- **Exercise requirements**:
1 - In the performance-tuning article, retype the passage from "The test1.sql and" to "very long time." word for word.
2 - List every SQL script file named in the performance-tuning article.

- **Reading text**:
++++

Identify the root cause of performance issues at a precise point in the past—even when the sessions have disconnected.
In my previous two articles on the topic of performance tuning (bit.ly/SEzR6t and bit.ly/U7U5IJ), you learned how to identify the cause of performance bottlenecks occurring in real time and view the summary of what happened in the past. Although these processes provide information to help resolve performance issues in many cases, there are times when you would like to know precisely what happened at a specific point in the past. In this article, you will learn how to identify the precise sequence of events in the past in a historical—not current—session.
To run the examples in this article, execute the setup.sql script. The script creates a user called ARUP and creates three tables: TEST1, TEST2, and TEST3. In the very rare event that a user called ARUP already exists, modify the script to create another user with a different name and replace all occurrences of ARUP with that name. The sample database created by setup.sql will take up less than 200 MB of space in your database.
After running the setup.sql script, open four SQL*Plus sessions, connected as ARUP. In three of these sessions, execute the test1.sql, test2.sql, and upd1.sql scripts, respectively. Here is an example of one session running upd1.sql on a UNIX-based system:
# sqlplus arup/arup
SQL> @upd1.sql
In the fourth session, execute upd1.sql again. This last session will hang, because the third session has already executed upd1.sql, which updates one row of the TEST1 table but does not commit and therefore keeps the row locked. The fourth session executes the same script, which attempts to update the same row. But the row is locked by the third session, so the fourth session waits until the lock is gone and the row is available for locking.
The test1.sql and test2.sql scripts are designed to consume significant amounts of CPU, so the first two sessions will be slow due to CPU contention. These sessions will run for a very long time.
After all the sessions have waited for about 10 minutes, stop the execution in sessions 1 and 2 by pressing Control-C to exit each SQL*Plus session. In session 3, enter commit and press Enter. This will release the lock on the row, and you will see session 4 show “1 row updated.” Exit SQL*Plus sessions 3 and 4. Now all the sessions connected as ARUP are closed—and history.

++++

- **Input data**:
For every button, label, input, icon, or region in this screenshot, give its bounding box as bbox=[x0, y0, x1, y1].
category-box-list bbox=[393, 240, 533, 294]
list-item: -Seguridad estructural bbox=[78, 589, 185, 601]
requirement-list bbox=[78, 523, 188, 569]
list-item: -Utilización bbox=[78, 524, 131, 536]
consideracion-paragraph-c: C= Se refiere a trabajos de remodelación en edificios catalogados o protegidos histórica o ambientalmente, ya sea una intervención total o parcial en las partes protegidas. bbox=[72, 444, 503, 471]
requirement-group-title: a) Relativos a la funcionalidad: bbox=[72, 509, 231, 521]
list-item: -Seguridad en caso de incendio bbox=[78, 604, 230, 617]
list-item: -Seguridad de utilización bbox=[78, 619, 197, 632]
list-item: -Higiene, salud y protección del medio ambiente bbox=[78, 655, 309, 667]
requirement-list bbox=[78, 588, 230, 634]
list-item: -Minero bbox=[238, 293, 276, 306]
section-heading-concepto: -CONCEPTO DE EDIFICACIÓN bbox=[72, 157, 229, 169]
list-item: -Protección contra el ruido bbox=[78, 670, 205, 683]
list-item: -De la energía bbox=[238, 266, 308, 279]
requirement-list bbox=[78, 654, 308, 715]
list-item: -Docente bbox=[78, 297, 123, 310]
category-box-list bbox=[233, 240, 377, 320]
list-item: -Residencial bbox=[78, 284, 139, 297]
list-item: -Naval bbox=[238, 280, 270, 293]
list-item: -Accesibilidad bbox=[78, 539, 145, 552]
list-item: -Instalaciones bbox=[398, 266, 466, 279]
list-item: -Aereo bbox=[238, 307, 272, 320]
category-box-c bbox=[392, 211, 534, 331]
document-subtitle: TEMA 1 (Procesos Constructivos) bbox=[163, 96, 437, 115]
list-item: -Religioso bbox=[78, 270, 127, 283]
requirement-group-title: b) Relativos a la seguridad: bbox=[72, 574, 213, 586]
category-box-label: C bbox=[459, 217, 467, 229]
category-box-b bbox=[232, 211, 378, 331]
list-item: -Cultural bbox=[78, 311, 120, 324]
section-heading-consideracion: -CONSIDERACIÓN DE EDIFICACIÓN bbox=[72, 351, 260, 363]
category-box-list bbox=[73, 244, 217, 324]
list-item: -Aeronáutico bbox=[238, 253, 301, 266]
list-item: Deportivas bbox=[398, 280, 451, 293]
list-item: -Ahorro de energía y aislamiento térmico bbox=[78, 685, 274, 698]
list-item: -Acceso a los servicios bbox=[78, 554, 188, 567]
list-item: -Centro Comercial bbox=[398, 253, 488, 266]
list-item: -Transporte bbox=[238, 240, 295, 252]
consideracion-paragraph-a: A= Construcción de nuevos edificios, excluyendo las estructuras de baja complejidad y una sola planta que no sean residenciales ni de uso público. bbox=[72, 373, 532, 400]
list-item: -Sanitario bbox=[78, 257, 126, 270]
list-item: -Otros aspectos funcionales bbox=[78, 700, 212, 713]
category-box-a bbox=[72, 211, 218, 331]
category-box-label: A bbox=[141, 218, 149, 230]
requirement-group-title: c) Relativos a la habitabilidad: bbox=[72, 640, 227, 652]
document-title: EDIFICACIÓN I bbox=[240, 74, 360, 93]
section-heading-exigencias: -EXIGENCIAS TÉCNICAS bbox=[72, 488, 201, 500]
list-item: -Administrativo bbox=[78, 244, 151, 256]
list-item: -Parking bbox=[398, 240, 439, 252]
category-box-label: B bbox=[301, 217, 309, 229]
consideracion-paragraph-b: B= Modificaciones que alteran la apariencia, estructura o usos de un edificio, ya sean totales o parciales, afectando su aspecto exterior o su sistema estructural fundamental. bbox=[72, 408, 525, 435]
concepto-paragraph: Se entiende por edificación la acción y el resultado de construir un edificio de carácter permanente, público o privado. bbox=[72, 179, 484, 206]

++++

- **Answer list**:
1 -
The test1.sql and test2.sql scripts are designed to consume significant amounts of CPU, so the first two sessions will be slow due to CPU contention. These sessions will run for a very long time.

2 - setup.sql, test1.sql, test2.sql, upd1.sql